→ **PASSAGE GIVEN**:
◆ ◆ ◆ ◆ ◆ ◆ ◆

Applying these principles, numerous courts have held that claims seeking monetary damages under various theories arising from the interstate sale of electricity, or the regulation of the energy market, are barred by federal preemption and the filed rate doctrine. (See, e.g., Wholesale Electricity, supra, 147 Cal.App.4th at pp. 1308-1311, 1316-1317 [state law antitrust claim for damages]; Public Utility Dist. No. 1 of Snohomish County v. Dynegy Power Marketing, Inc. (9th Cir. 2004) 384 F.3d 756, 759-761 (hereafter Snohomish) [state law antitrust claim seeking restitution and compensatory and treble damages]; Grays Harbor, supra, 379 F.3d at pp. 645, 649-652 [contract claims for rescission, restitution, and unjust enrichment]; Dynegy, supra, 375 F.3d at pp. 852-853 [state law unfair competition claim]; (Transmission Agency, North. Cal. v. Sierra Pacific (9th Cir. 2002) 295 F.3d 918, 929-933 (hereafter TANC) [tort and property claims for inverse condemnation, nuisance, trespass, and conversion; claims for breach of contract, intentional interference with a contractual relationship, and intentional interference with a prospective economic advantage; and a fraud claim].)

In TANC, for example, breach of contract, tort, and property claims were barred by the filed rate doctrine because the damage calculations would require the court to “assume how FERC would allocate access to interstate transmission capacity, ” thereby usurping FERC’s delegated jurisdiction. (TANC, supra, 295 F.3d at p. 931.) TANC established that state-law claims which depend on assumptions contrary to rates or allocations approved by FERC are barred by the filed rate doctrine even if this may leave claims “unredressed.” (Id. at pp. 929-932.) TANC also “stands for the proposition that remedies for breach and non-performance of FERC approved operating agreements in the interstate wholesale electricity market fall within the exclusive domain of FERC.” (Dynegy, supra, 375 F.3d at p. 852.)

In Dynegy, the California Attorney General sought damages under state law governing unfair competition, contending that the defendants fraudulently sold energy on the spot market from reserve capacity they had contracted to hold in reserve. (Dynegy, supra, 375 F.3d at p. 836.) The Attorney General argued that restitution and disgorgement of the defendant companies’ “ill-begot gains” did not conflict with the filed tariff, which prohibited double-selling of reserve capacity. (Id. at p. 853, fn. 24.) Dynegy disagreed, noting that “the tariff itself specifies the penalties to which companies are subject for violating their reserve capacity commitments.” (Id. at p. 853, fn. 24.) “To the extent that California is seeking to enforce the penalty provisions of the tariff, or to have them expanded, this conflicts with the filed rate doctrine and the exclusive authority conferred to FERC to enforce its tariff.” (Id. at p. 853, fn. omitted.) Its claims were “preempted because they encroach[ed] upon the substantive provisions of the tariff, an area reserved exclusively to FERC . . . .” (Id. at p. 852.)

◆ ◆ ◆ ◆ ◆ ◆ ◆

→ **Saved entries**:

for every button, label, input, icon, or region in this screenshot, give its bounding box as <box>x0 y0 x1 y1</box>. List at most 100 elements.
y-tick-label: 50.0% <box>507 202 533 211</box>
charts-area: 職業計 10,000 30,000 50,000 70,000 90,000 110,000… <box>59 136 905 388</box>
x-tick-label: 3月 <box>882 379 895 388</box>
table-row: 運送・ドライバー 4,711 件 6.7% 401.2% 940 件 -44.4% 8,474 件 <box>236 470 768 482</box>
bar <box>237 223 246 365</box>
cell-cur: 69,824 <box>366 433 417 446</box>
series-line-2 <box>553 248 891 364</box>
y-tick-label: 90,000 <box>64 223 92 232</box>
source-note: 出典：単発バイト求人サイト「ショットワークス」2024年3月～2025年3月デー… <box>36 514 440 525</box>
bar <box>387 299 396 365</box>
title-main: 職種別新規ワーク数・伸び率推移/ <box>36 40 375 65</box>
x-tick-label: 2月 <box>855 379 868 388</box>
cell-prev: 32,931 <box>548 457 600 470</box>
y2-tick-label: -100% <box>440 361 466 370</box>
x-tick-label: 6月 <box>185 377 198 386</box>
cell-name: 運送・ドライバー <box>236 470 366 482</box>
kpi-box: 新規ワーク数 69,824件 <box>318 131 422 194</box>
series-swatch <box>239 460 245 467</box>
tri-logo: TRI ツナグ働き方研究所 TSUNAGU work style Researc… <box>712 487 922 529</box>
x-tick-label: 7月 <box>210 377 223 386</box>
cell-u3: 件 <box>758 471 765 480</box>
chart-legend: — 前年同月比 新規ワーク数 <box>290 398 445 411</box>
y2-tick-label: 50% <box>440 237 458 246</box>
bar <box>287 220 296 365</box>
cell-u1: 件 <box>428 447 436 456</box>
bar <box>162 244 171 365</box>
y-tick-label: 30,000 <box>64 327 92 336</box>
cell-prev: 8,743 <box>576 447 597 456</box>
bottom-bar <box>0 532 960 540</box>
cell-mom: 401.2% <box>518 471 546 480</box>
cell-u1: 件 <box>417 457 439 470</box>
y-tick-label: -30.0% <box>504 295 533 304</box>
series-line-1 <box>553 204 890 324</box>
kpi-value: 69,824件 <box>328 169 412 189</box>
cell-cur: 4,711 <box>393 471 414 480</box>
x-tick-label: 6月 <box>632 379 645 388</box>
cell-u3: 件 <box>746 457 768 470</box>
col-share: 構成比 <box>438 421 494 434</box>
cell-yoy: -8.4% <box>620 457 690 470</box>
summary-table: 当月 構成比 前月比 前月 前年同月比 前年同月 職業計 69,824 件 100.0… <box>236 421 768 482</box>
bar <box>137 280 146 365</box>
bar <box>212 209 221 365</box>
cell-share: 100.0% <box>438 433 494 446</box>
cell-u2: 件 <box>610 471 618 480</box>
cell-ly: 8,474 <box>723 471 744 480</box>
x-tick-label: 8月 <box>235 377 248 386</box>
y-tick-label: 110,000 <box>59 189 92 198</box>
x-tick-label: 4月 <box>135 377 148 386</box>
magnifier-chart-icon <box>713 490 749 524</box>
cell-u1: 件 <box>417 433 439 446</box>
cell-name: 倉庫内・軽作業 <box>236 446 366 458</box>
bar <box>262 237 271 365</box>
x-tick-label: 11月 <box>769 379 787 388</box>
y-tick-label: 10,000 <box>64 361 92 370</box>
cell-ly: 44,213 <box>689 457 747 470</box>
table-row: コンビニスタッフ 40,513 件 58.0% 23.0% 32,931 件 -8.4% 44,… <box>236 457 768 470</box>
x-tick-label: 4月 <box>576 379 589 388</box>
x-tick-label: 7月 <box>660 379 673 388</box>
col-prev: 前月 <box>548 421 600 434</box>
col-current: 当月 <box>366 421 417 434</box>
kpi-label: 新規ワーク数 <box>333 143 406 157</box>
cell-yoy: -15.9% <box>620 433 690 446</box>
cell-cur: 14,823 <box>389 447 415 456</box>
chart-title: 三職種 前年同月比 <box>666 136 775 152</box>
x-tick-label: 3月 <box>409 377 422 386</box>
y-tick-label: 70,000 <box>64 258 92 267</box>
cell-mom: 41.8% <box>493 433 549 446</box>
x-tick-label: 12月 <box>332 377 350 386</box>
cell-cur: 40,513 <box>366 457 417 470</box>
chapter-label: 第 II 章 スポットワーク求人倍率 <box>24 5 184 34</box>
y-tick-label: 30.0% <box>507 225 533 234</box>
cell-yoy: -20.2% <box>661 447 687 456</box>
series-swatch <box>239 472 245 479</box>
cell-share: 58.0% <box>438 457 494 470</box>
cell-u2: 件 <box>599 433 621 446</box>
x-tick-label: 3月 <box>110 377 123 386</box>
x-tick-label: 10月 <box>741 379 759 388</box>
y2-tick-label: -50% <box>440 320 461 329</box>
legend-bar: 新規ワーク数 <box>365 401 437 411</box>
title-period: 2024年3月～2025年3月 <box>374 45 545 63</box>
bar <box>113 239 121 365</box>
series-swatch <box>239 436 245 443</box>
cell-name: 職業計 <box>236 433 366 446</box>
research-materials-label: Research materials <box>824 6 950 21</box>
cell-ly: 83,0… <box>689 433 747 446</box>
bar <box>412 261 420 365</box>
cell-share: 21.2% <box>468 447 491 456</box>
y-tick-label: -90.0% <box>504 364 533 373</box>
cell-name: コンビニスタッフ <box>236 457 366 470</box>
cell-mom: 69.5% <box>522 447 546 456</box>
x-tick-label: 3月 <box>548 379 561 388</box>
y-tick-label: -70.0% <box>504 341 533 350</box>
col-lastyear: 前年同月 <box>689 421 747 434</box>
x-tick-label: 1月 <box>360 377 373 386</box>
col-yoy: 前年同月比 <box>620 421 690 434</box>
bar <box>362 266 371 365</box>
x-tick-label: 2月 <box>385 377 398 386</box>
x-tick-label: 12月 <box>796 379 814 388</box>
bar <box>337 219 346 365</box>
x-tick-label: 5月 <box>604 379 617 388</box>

◆ ◆ ◆ ◆ ◆ ◆ ◆

→ **TASK REQUIREMENTS**:
1. In the passage on federal preemption of electricity claims, why were the breach of contract, tort, and property claims in TANC barred by the filed rate doctrine? Answer in one to three sentences.
2. Write what comes next in the passage on federal preemption of electricity claims, picking up after its last sentence.

→ **RESULTS IN ORDER**:
1. The damage calculations would have required the court to assume how FERC would allocate access to interstate transmission capacity. Doing that would have usurped FERC's delegated jurisdiction, so the filed rate doctrine barred the claims.

2.
Similarly, Snohomish held that a utility district’s state antitrust and consumer protection claims against wholesale energy sellers, who “manipulated the market and restricted electricity supplies in order to cause artificially high prices in the market, ” were barred by the filed rate doctrine, field preemption, and conflict preemption. (Snohomish, supra, 384 F.3d at pp. 758, 761.) The plaintiff asked the district court to enjoin the defendants from engaging in unlawful and unfair business acts and order them to disgorge all monies wrongfully obtained, to pay restitution, and to pay compensatory and treble damages. (Id. at pp. 759-760.) These claims were barred because they required the district court to determine the rates that “would have been achieved in a competitive market, ” in effect asking the court to determine the “fair price.” (Id. at p. 761.)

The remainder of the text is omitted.